> EXCERPTED TEXT
One of the critical problems of finding inhibitors for the hepatitis C virus is that it mutates at such prodigious rates. An RNA virus such as hepatitis C can mutate at a rate estimated as high as one million times that of DNA viruses such as the herpes virus.
Looking closely at the core interaction with itself, Strosberg developed several novel quantitative assays or tests for monitoring these protein-protein interactions with the specific goal of identifying inhibitors of the core dimerization, which would block virus production.
"People have been dreaming about inhibiting protein-protein interactions, as a new El Dorado for finding novel drug targets," says Strosberg, "but few conclusive studies have emerged, except in the virus-host area."
Core is particularly important in the assembly of the hepatitis C nucleocapsid or capsid, an essential step in the formation of infectious viral particles; the nucleocapsid is the virus genome protected by a protein coat.

> EXERCISES TO COMPLETE
- 1) List every virus or kind of virus that the passage on hepatitis C names.
- 2) Write a continuation of the passage on hepatitis C that picks up after its final sentence.
The records are not needed for the tasks that use this passage on hepatitis C.

> GIVEN INFORMATION
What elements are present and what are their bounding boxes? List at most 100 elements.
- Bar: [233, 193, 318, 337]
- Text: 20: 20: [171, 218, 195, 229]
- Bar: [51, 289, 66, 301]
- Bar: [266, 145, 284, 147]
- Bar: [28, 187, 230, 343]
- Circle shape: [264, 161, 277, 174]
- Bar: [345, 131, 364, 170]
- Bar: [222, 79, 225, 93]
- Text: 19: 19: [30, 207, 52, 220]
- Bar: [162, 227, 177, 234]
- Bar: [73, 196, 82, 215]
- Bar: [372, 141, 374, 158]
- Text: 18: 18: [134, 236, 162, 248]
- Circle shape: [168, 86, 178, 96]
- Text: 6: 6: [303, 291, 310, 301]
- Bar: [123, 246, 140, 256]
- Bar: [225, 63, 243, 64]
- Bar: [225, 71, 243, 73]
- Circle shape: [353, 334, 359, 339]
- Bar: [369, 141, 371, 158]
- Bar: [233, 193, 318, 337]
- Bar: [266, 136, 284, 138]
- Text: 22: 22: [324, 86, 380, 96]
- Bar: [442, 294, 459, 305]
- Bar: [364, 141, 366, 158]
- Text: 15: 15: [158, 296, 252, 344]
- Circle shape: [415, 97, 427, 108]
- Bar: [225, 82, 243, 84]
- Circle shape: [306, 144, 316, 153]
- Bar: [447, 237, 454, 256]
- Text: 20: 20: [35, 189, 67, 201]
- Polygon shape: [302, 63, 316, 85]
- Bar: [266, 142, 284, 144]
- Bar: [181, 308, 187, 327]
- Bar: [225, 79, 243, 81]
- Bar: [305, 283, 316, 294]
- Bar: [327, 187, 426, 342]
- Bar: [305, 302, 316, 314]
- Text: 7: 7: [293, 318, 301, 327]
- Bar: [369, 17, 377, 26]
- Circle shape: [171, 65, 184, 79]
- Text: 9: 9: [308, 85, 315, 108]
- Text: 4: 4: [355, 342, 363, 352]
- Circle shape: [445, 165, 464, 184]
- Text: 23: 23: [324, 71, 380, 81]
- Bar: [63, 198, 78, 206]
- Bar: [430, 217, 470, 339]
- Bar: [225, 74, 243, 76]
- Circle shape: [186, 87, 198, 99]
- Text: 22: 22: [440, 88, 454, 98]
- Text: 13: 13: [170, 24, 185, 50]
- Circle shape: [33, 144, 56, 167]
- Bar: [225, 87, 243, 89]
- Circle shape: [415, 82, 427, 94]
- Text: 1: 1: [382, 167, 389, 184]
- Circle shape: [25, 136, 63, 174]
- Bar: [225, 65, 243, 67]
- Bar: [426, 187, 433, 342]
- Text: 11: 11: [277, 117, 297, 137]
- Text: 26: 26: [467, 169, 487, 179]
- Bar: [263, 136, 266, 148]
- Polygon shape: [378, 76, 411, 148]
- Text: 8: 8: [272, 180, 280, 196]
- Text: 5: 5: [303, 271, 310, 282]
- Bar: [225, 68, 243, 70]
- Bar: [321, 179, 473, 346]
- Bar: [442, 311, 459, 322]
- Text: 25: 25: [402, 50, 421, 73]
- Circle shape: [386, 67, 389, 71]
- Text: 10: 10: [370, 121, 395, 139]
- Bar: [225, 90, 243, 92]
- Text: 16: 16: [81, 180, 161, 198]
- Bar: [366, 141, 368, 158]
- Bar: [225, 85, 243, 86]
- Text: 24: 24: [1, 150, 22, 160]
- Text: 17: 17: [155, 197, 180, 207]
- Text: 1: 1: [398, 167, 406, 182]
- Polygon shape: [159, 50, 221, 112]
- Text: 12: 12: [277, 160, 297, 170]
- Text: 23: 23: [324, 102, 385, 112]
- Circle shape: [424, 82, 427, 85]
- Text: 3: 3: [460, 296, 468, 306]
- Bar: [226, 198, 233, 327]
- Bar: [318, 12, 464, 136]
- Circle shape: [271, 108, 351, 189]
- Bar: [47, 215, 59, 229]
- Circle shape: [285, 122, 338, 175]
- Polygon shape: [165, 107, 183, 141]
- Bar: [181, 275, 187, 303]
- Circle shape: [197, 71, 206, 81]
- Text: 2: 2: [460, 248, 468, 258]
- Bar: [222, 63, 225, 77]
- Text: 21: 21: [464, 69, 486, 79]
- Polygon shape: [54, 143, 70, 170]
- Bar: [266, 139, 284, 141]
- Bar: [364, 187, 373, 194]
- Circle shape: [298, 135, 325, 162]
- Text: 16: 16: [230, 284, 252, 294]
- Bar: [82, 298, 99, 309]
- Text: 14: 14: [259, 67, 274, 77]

> RESULTS BY TASK
- 1) hepatitis C virus; RNA virus; DNA viruses; herpes virus

- 2)
"In one sense, the ongoing issue with hepatitis C is that there are still so very few drugs to treat the virus and very few tools to study it," Strosberg points out. "We set out to develop new tools and to identify a new target – core, the capsid protein. By targeting the interactions of core with itself or other proteins, we could reduce the problem of rapid mutation not only because the core protein mutates significantly less, but also because mutations that would affect the interface between core and itself or other proteins would often be more likely to deactivate the virus, in contrast to mutations in viral enzymes which often lead to increased resistance to drugs."
Last year, Strosberg developed a novel quantitative test for monitoring these protein-protein interactions with the specific goal of identifying inhibitors of the core dimerization, which would block virus production. Strosberg and his colleagues uncovered peptides derived from the core protein of hepatitis C that inhibit not only dimerization of the core protein, but also production of the actual virus.
That earlier study led to the discovery of non-peptidic small organic molecules that strongly inhibited HCV production, one of which, SL201, was used in the new study.
In the new study, Strosberg and his colleagues focused on non-structural proteins that provide functions relating to HCV production, in particular NS3 helicase. The scientists' findings support a growing body of evidence that this protein participates in the assembly and production of infectious viral particles. The interaction of the core protein with this non-structural protein also confirms core as a key organizer of virus assembly and suggests it acts to facilitate the packaging and integration of the newly synthesized viral RNA.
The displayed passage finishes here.